#### [Texto fornecido]
┏━━

Se olharmos bem a história de Bibi Ferreira, iremos perceber que também é a construção do público, pois ela fez com que pessoas se apaixonassem pelo teatro. Difícil construir uma cultura de apreciadores da arte, ainda mais nas condições do nosso país. Mas Bibi Ferreira fez com que essa realidade mudasse. Assim mostrando ao país que a desvalorização parte do poder e não do povo. Talvez esse resultado na sua trajetória esteja ligado ao seu talento que se mistura com sua doçura pela vida. Não a como negar a sua garra e tesão pela atuação, lutou sempre pelo teatro com todas as forças. Seus relacionamentos também se misturavam entre um ato e outro. Assim mostrando que Bibi era uma mulher do teatro, que seu amor estava na arte e não nos homens.

 

Essa atmosfera de respeito, amor e cultura se manifesta vivamente no palco de Bibi – na vida em musical. A delicadeza de escolher um elenco que também está conectado a essa energia é um dos maiores acerto desse projeto. Pois ao apreciar o espetáculo, percebe-se artistas banhados de amor e orgulho ao contarem a história da diva do teatro nacional. Não se encontra em cena orgulhos e egos, mas talentos, entregas e amor. Um elenco de artistas completos, que emprestam seus corpos para dar vida a inúmeras personagens, de diferentes fases dessa artista. Uma excelência no jogo cênico que nós leva a sorrir e se emocionar do inicio ao fim.

 

Algo que desperta minha atenção neste espetáculo e ver o belíssimo cenário e figurinos, arranjos musicais, letras incríveis e cenas deslumbrantes. Mas que tudo está a favor do roteiro, pois a palavra se torna o foco deste espetáculo. O texto, a narrativa, a história não se esconde atrás da luz, do cenário ou das vozes dos artistas. O roteiro é a construção deste amor, a vida de Bibi de fato e narrada e colocada com devoção. Os roteiristas Artur Xexéo e Luanna Guimarães souberam escolher as palavras certas para compor essa história, quanto amor, quanta delicadeza e sabedoria. São falas contidas, com diálogos rápidos e sucintos. Cenas necessárias e que dizem tudo. E essas breves colocações desertam no público uma comoção a verem a vida de Bibi se consolidar juntamente com a história do teatro nacional.

┗━━

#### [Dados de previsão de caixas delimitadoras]

┏━━

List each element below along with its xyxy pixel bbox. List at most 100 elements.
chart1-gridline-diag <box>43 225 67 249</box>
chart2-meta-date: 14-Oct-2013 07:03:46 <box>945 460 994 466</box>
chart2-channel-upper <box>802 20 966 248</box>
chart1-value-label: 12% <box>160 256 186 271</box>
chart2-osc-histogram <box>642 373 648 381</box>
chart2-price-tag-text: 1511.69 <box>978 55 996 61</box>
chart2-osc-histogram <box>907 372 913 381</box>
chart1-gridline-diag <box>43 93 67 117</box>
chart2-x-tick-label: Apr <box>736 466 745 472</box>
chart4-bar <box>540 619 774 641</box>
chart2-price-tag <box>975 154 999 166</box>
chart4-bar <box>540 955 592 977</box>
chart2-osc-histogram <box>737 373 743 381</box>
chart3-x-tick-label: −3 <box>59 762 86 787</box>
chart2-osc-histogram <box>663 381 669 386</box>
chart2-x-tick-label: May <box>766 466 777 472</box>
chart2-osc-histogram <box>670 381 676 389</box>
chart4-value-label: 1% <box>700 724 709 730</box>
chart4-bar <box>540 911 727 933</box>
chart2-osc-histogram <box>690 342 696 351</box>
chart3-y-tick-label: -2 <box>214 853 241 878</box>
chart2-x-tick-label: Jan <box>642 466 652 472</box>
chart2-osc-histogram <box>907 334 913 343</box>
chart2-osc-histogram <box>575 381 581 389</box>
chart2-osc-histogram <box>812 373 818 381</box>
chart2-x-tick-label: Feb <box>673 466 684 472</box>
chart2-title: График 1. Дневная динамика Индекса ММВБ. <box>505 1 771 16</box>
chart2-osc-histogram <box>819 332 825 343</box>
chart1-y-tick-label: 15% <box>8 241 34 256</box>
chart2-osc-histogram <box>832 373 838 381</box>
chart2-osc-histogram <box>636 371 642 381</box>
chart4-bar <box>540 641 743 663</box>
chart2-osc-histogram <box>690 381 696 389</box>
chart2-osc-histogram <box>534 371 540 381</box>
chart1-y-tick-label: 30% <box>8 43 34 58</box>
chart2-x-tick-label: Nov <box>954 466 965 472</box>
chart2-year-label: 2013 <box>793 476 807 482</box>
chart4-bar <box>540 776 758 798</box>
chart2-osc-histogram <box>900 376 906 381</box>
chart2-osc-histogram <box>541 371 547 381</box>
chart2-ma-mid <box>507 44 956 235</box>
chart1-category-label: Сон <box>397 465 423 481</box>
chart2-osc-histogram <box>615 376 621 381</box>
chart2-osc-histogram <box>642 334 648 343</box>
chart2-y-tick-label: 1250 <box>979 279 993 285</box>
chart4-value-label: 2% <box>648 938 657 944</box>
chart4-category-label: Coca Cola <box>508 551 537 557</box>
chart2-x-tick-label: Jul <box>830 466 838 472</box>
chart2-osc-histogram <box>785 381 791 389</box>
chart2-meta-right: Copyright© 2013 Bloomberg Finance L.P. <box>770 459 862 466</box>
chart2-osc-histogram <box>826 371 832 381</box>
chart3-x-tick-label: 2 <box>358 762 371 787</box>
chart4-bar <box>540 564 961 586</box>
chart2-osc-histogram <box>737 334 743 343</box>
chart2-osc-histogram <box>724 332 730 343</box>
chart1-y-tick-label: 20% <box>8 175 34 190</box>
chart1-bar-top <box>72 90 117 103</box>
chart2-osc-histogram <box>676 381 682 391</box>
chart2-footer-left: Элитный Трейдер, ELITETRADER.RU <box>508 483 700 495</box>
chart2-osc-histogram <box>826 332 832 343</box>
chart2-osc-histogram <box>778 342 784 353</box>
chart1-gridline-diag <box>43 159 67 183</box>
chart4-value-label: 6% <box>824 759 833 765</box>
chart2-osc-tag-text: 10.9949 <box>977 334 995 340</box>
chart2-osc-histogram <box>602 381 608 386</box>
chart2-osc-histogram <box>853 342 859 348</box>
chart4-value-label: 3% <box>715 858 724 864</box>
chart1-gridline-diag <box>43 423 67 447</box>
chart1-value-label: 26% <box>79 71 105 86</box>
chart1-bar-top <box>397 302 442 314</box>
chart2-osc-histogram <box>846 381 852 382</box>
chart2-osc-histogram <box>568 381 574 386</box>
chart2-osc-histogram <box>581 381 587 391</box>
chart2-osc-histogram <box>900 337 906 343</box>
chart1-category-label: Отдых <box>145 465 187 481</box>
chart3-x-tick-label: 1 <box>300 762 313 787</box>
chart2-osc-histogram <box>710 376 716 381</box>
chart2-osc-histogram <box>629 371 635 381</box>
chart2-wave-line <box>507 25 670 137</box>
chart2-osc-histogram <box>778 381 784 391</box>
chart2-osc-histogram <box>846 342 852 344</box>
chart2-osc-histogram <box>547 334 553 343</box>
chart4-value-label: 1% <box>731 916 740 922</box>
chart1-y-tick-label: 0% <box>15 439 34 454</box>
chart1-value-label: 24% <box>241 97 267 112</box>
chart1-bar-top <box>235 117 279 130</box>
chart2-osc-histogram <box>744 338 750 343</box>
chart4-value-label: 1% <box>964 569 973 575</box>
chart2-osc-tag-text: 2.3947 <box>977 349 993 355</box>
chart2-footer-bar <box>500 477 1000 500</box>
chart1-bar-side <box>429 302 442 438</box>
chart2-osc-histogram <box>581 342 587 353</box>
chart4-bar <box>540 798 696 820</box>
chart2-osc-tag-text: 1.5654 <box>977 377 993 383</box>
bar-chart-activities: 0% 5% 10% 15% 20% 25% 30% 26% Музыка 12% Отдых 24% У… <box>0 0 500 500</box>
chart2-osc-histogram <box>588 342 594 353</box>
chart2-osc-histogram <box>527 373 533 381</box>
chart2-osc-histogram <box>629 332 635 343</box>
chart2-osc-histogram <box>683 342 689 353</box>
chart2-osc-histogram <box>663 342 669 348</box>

┗━━

#### [Tarefa A]
Repita, sem qualquer alteração, todo o trecho do texto sobre o musical de Bibi Ferreira que vai desde "Essa atmosfera de" até "inicio ao fim.".
#### [Tarefa B]
Prossiga com o texto sobre o musical de Bibi Ferreira a partir do ponto em que ele termina.

#### [Resposta A]
Essa atmosfera de respeito, amor e cultura se manifesta vivamente no palco de Bibi – na vida em musical. A delicadeza de escolher um elenco que também está conectado a essa energia é um dos maiores acerto desse projeto. Pois ao apreciar o espetáculo, percebe-se artistas banhados de amor e orgulho ao contarem a história da diva do teatro nacional. Não se encontra em cena orgulhos e egos, mas talentos, entregas e amor. Um elenco de artistas completos, que emprestam seus corpos para dar vida a inúmeras personagens, de diferentes fases dessa artista. Uma excelência no jogo cênico que nós leva a sorrir e se emocionar do inicio ao fim.

#### [Resposta B]
 

E a direção de Tadeu Aguiar é excelente. Pois Aguiar soube olhar para a caixa (teatro) e colocar cada coisa em seu lugar. Sua sensibilidade soube administrar e dosar cada elemento desse projeto que se torna um presente para o público. Tadeu reconstrói a emoção de “ver Bibi Ferreira” e sentir cada momento precioso da sua trajetória. Acredito que isso não poderia ser feito sem a entrega e dedicação do elenco como falei anteriormente. A atriz Amanda Acosta empresta sua alma para a generosidade de Bibi Feira e se transforma visualmente e cenicamente numa estrela dos palcos, provocando arrepios no público. Guilherme Logullo trás a delicadeza de um ator que se entrega de corpo, alma e voz a seu personagem e que sabe a importância do palco em sua vida e para o público. Chris Penna é a metamorfose do ator, sua transformação no palco nos leva a ver Procópio Ferreira e se orgulhar de sua existência.

 

E todo o elenco está num nível que concretiza a narrativa apresentada. Pois todos estão nos mostrando às qualidades do teatro nacional e de como somos bons no que fazemos. Parabéns a todos vocês por acreditarem de coração e alma nessa história do teatro nacional e levar a emoção dessa cultura belíssima que existe em nosso país. Bravo!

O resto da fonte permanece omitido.